> _AIM OF THE TASK_
Copy out the lines beginning with the line that contains "Give me the" and ending with the line that contains "value-2010: 2 — [290, 1173, 301, 1192]", including both of those lines. Omit the pictures from your copy.
[start EXERCISE MATERIALS]
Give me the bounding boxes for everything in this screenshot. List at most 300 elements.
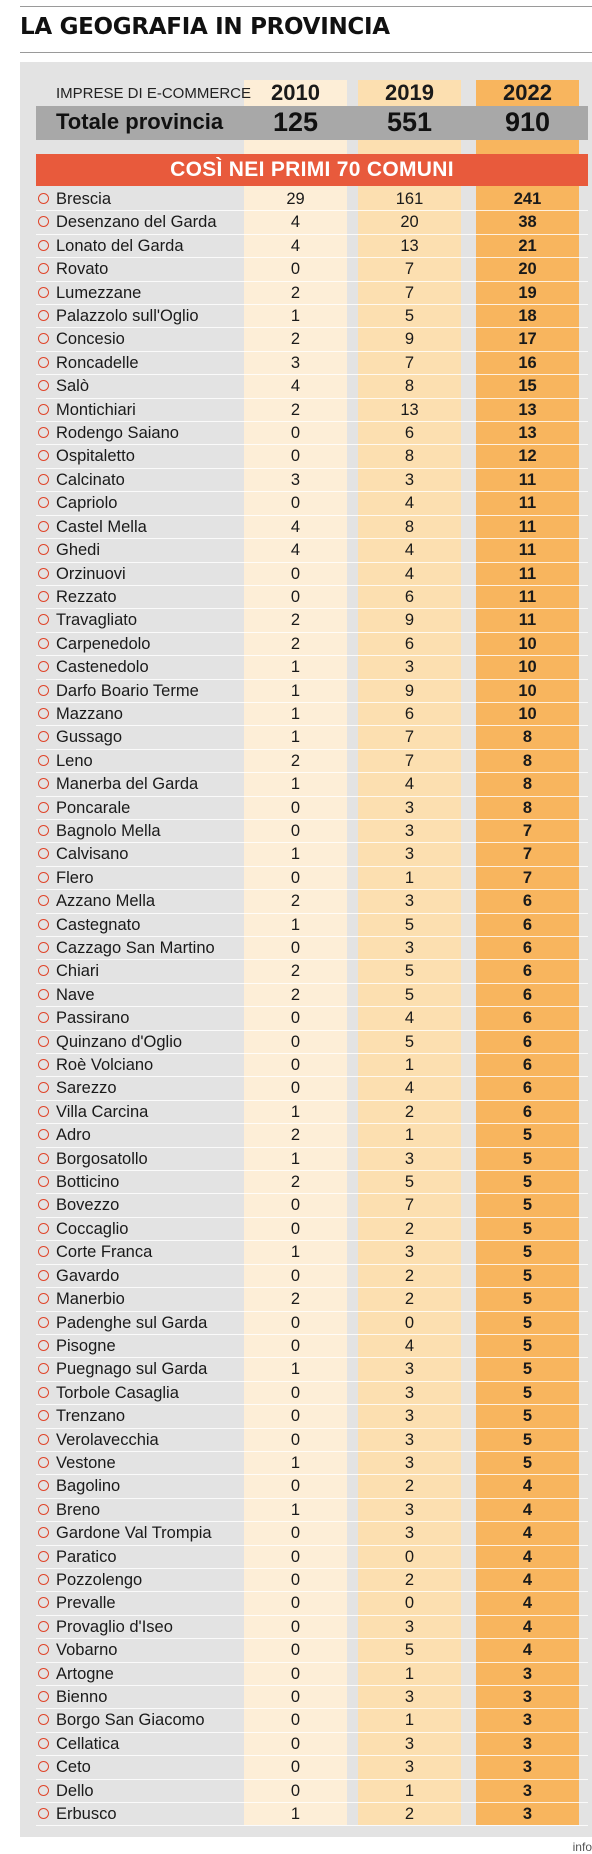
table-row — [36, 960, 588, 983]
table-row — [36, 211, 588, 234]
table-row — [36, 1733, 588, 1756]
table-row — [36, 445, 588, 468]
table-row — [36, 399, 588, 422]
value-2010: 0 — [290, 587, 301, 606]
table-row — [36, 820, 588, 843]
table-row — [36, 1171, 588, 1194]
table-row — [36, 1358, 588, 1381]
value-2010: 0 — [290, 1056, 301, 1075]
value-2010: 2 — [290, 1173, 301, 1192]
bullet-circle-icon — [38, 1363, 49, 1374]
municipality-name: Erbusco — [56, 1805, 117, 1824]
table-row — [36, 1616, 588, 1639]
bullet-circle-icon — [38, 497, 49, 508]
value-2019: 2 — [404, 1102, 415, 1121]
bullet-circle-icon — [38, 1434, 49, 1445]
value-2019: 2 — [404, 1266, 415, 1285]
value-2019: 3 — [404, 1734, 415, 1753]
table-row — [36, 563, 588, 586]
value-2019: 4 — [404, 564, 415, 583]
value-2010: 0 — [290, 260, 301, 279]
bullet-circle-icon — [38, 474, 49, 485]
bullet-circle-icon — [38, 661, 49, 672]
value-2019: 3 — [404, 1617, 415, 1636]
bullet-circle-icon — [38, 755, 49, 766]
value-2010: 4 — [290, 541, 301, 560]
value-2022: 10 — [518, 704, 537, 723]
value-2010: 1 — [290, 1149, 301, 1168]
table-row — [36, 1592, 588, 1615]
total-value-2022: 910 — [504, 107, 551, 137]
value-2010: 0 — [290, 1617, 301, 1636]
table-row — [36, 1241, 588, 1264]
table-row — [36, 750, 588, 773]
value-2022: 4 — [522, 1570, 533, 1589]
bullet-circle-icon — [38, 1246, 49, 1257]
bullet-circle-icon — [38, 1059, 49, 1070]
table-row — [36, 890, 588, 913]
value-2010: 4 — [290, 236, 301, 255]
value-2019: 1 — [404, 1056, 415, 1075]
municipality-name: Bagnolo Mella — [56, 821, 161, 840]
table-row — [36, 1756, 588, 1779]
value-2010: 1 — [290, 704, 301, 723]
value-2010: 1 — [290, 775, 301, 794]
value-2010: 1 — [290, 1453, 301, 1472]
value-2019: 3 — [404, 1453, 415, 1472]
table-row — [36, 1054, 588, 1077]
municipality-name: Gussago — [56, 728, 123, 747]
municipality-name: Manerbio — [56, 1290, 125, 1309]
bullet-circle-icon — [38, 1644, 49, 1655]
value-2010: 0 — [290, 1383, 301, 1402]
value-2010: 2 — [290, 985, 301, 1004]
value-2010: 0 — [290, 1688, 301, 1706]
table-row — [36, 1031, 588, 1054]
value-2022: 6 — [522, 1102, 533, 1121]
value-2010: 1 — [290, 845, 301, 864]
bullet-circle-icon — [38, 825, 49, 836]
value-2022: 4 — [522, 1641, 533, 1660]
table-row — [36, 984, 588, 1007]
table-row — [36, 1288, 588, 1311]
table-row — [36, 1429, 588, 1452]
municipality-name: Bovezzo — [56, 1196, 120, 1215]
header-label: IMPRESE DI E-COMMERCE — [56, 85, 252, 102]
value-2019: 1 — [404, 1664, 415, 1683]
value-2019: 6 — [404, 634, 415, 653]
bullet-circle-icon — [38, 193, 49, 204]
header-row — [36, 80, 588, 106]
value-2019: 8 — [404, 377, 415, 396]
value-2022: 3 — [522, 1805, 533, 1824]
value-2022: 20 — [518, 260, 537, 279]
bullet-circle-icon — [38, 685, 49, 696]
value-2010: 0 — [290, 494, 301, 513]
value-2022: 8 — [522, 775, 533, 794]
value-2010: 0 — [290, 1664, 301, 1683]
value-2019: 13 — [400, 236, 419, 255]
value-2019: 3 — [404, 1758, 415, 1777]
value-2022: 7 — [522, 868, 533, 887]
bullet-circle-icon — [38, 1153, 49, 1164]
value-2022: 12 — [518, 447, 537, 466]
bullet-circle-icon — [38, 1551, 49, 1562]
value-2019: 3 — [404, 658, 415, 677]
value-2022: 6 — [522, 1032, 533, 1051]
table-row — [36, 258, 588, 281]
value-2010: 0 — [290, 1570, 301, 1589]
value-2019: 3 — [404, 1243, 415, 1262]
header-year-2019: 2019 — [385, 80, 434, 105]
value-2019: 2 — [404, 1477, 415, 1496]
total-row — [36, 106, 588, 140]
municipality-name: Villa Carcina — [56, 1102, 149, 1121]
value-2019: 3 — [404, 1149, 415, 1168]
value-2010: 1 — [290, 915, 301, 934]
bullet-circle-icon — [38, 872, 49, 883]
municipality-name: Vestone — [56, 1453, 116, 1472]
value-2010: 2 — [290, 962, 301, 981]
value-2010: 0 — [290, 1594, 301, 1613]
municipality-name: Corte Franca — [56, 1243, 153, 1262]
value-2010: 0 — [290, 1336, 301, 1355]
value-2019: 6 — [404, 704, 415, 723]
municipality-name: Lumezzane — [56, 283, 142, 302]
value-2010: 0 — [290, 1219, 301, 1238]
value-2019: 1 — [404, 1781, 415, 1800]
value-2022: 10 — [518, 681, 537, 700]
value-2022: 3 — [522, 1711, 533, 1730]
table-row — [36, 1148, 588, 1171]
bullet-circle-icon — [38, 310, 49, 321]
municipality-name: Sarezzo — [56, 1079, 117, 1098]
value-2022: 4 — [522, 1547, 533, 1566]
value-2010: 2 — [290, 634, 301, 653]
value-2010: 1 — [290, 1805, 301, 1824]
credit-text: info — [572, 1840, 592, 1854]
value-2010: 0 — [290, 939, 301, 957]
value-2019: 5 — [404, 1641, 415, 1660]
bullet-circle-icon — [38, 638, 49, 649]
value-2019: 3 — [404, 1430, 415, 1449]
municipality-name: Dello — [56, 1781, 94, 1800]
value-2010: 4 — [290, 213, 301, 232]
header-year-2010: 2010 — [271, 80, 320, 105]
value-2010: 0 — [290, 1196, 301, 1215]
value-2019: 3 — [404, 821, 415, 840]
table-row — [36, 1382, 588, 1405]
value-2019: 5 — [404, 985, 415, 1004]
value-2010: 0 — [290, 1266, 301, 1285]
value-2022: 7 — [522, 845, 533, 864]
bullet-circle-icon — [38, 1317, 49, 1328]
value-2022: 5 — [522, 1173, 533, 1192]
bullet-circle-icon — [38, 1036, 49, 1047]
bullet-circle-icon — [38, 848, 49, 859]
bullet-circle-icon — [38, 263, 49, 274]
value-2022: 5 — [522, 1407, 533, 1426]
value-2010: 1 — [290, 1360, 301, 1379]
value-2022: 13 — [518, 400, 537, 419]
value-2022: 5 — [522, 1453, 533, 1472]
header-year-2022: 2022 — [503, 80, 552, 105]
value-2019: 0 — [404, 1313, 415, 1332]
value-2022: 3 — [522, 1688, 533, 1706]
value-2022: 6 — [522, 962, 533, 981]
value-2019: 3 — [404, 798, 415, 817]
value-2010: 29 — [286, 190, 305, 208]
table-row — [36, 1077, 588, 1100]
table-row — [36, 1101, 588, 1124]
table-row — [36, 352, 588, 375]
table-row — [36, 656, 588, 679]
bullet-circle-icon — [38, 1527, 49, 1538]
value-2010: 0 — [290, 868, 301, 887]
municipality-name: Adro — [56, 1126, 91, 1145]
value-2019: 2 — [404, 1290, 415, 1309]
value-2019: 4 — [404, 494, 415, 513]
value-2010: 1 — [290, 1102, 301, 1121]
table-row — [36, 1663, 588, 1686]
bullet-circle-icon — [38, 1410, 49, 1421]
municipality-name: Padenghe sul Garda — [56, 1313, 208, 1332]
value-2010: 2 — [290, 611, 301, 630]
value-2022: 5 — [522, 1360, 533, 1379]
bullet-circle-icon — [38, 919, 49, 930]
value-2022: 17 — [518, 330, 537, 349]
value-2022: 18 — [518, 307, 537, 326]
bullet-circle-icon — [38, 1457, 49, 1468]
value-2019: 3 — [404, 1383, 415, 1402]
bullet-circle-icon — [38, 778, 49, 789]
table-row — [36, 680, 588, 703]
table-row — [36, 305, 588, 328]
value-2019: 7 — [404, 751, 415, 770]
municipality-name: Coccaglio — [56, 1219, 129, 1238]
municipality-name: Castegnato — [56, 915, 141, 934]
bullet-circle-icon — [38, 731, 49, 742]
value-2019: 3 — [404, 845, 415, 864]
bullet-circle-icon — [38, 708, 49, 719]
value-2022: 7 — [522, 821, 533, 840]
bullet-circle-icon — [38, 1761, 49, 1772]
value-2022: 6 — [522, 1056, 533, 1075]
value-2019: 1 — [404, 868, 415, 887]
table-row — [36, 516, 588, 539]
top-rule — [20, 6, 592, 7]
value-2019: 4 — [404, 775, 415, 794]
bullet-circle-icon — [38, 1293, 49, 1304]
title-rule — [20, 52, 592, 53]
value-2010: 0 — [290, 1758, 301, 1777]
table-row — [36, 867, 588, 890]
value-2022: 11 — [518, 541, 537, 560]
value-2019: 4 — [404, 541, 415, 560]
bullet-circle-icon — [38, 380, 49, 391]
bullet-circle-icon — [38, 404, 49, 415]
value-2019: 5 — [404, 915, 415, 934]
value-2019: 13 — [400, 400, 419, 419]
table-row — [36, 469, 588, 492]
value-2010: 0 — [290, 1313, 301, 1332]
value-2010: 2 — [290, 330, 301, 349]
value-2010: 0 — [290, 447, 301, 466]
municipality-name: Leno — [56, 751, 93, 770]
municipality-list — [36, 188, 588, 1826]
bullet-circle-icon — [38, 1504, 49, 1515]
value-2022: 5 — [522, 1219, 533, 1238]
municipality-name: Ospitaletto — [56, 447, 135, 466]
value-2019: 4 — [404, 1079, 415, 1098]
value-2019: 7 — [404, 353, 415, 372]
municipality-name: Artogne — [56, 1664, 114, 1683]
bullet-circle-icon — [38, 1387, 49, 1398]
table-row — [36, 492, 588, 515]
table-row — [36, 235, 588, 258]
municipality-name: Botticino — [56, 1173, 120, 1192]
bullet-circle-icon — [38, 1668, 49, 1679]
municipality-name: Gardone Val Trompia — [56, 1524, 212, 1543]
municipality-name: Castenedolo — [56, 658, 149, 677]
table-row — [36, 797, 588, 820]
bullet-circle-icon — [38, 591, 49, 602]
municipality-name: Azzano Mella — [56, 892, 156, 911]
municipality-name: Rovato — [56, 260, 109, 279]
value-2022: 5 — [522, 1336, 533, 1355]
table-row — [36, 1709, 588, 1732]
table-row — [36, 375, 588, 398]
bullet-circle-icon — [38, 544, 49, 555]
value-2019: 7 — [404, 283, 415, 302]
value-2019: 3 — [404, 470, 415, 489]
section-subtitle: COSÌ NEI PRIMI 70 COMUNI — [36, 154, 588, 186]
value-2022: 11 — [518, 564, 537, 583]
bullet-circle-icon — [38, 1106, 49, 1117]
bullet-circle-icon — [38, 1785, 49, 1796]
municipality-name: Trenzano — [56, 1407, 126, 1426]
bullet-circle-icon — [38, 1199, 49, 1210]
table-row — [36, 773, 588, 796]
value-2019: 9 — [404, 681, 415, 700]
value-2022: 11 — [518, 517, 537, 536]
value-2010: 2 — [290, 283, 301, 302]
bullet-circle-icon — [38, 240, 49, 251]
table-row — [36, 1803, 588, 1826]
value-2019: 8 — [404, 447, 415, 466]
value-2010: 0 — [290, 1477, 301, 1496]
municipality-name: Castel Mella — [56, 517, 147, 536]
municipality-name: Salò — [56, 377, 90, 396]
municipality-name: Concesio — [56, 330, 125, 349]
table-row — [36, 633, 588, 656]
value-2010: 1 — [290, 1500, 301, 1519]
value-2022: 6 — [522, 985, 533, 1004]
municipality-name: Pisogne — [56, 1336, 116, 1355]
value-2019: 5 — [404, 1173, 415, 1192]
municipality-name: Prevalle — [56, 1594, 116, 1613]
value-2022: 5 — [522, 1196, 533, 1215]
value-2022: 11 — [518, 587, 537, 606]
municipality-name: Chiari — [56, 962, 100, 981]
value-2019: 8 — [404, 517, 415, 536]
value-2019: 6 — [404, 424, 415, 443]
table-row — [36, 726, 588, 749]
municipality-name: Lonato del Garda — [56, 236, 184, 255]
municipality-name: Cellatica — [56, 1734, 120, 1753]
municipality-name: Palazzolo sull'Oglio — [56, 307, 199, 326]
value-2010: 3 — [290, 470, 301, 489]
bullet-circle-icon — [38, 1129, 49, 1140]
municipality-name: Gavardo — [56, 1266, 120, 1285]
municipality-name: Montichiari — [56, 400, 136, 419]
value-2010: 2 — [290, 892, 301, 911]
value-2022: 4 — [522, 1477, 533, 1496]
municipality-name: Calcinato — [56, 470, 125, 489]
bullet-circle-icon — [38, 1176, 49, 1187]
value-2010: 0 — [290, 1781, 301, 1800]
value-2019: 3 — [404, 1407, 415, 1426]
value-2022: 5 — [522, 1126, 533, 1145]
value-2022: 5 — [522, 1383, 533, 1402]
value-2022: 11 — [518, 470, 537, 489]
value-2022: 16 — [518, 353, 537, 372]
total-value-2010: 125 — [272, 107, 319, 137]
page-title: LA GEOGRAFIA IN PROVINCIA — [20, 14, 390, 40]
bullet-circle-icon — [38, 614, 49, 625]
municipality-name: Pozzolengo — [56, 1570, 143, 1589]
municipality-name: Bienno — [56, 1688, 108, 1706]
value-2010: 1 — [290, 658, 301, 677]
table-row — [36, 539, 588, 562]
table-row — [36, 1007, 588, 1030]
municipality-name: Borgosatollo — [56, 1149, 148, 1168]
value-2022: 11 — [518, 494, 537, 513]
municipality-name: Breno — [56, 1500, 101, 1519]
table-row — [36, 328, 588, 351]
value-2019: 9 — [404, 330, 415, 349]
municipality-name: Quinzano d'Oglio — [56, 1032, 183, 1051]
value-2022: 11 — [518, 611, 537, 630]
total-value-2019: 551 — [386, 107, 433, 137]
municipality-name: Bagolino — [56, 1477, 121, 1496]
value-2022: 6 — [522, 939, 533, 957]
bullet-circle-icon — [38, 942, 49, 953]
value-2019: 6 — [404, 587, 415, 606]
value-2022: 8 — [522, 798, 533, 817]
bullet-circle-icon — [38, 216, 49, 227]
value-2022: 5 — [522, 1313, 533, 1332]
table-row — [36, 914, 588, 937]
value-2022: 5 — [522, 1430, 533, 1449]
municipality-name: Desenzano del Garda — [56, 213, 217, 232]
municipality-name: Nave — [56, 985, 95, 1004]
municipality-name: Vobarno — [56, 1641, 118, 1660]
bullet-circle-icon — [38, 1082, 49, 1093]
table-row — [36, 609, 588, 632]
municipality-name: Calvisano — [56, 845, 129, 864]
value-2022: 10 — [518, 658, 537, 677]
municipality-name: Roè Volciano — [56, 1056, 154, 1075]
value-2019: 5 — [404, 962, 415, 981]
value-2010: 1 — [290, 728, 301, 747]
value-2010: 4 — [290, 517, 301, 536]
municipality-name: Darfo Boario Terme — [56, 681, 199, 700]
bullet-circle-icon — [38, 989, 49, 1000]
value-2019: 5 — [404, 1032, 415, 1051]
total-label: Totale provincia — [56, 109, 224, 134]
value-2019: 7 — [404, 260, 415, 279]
[end EXERCISE MATERIALS]
[start EXERCISE MATERIALS]
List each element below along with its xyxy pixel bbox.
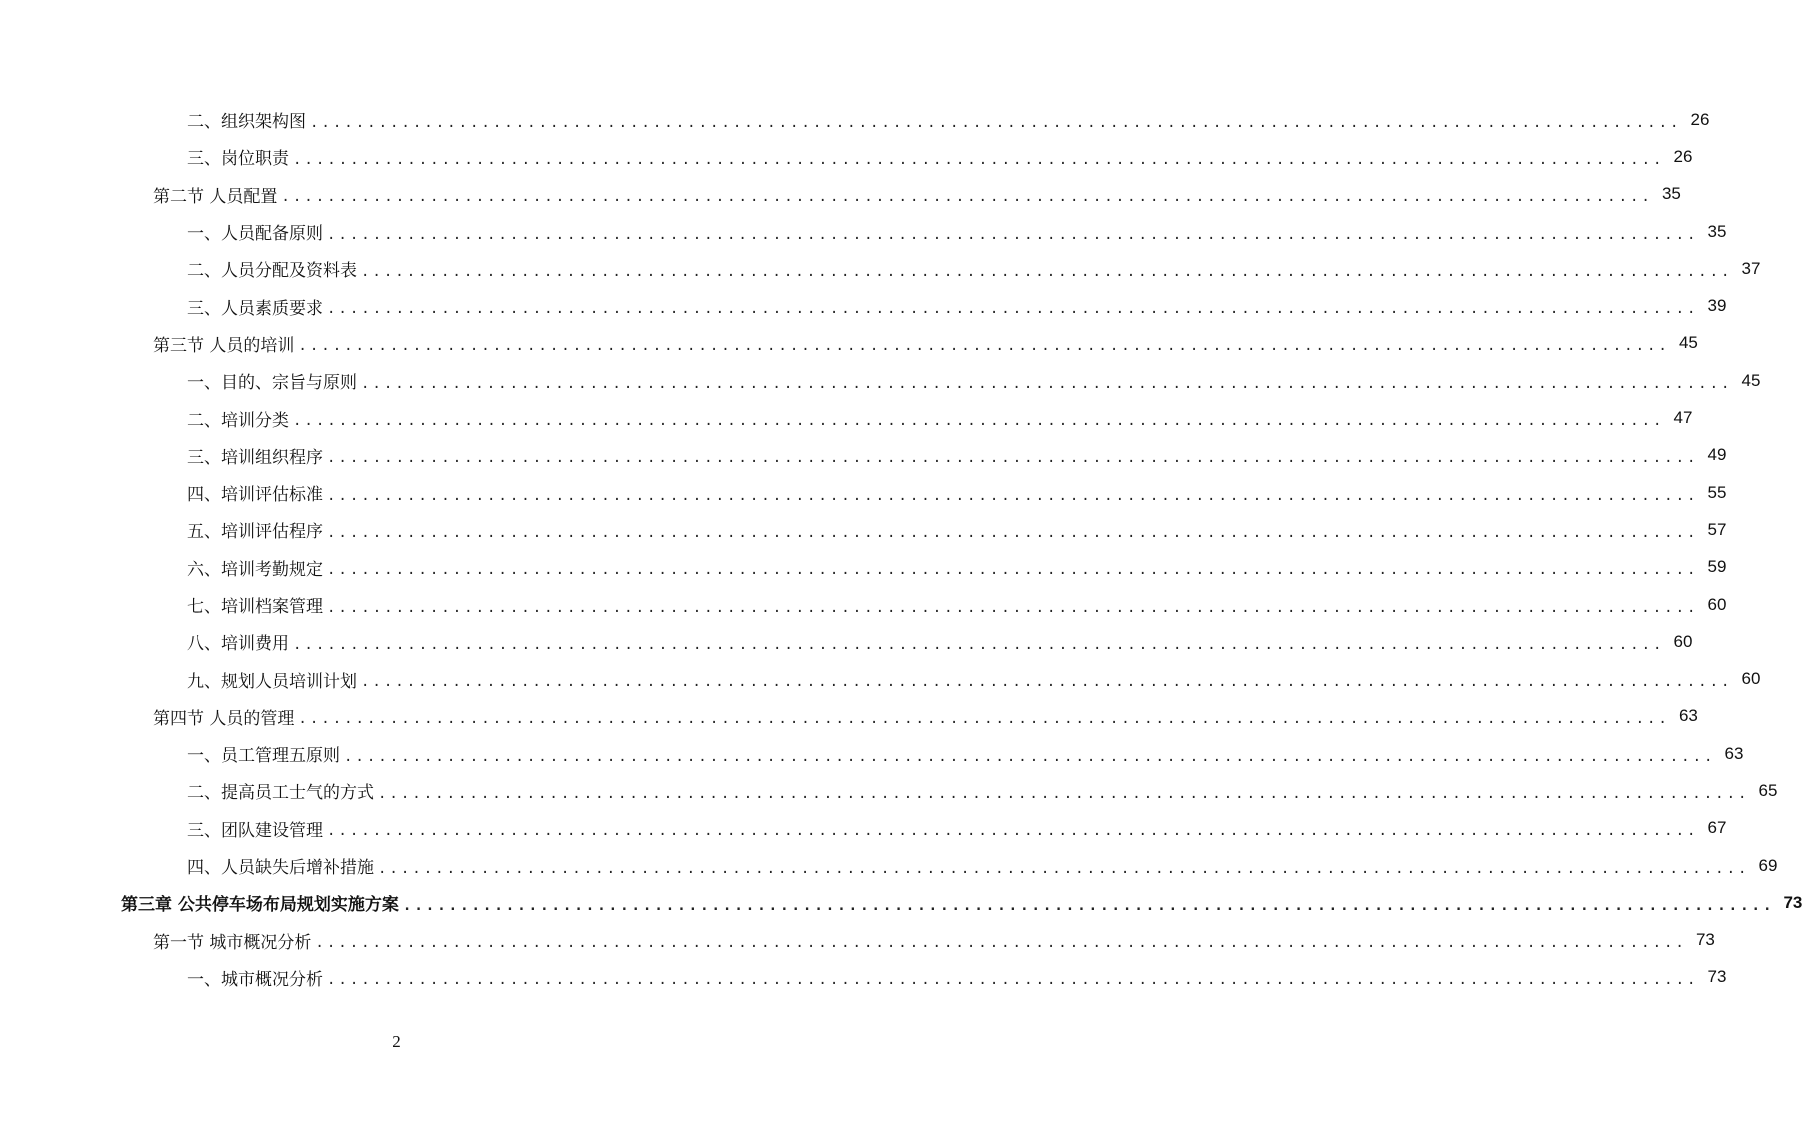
[end EXERCISE MATERIALS]
[start EXERCISE MATERIALS]
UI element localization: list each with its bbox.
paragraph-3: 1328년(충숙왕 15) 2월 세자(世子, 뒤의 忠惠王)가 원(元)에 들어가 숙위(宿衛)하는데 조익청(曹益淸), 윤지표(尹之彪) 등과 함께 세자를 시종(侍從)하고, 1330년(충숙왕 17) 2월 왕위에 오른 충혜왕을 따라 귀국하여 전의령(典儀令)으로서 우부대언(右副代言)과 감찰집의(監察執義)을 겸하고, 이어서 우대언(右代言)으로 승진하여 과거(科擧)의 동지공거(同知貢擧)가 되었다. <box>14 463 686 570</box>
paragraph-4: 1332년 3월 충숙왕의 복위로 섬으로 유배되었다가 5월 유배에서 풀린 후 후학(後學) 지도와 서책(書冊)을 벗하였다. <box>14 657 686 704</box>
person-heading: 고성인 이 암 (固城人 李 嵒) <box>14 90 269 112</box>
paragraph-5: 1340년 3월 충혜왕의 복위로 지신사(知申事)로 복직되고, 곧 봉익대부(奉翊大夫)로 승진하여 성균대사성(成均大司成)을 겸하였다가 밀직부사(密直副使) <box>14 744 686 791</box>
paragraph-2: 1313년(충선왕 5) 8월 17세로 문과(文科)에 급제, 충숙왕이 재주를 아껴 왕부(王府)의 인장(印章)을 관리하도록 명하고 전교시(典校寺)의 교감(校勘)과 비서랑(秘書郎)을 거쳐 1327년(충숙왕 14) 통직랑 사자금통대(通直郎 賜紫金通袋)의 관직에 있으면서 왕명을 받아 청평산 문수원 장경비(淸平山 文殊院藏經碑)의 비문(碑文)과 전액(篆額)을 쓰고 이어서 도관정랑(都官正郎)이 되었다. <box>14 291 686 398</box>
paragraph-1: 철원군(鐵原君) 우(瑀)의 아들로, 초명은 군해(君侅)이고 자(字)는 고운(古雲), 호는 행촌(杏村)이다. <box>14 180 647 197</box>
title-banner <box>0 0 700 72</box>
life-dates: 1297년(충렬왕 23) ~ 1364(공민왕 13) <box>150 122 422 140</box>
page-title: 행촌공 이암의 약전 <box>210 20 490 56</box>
[end EXERCISE MATERIALS]
> _THE RESULT_
Give me the bounding boxes for everything in this screenshot. List at most 300 elements.
table-row — [36, 960, 588, 983]
table-row — [36, 211, 588, 234]
table-row — [36, 1733, 588, 1756]
table-row — [36, 445, 588, 468]
table-row — [36, 399, 588, 422]
value-2010: 0 — [290, 587, 301, 606]
table-row — [36, 820, 588, 843]
table-row — [36, 1171, 588, 1194]
table-row — [36, 1358, 588, 1381]
value-2010: 0 — [290, 1056, 301, 1075]
value-2010: 2 — [290, 1173, 301, 1192]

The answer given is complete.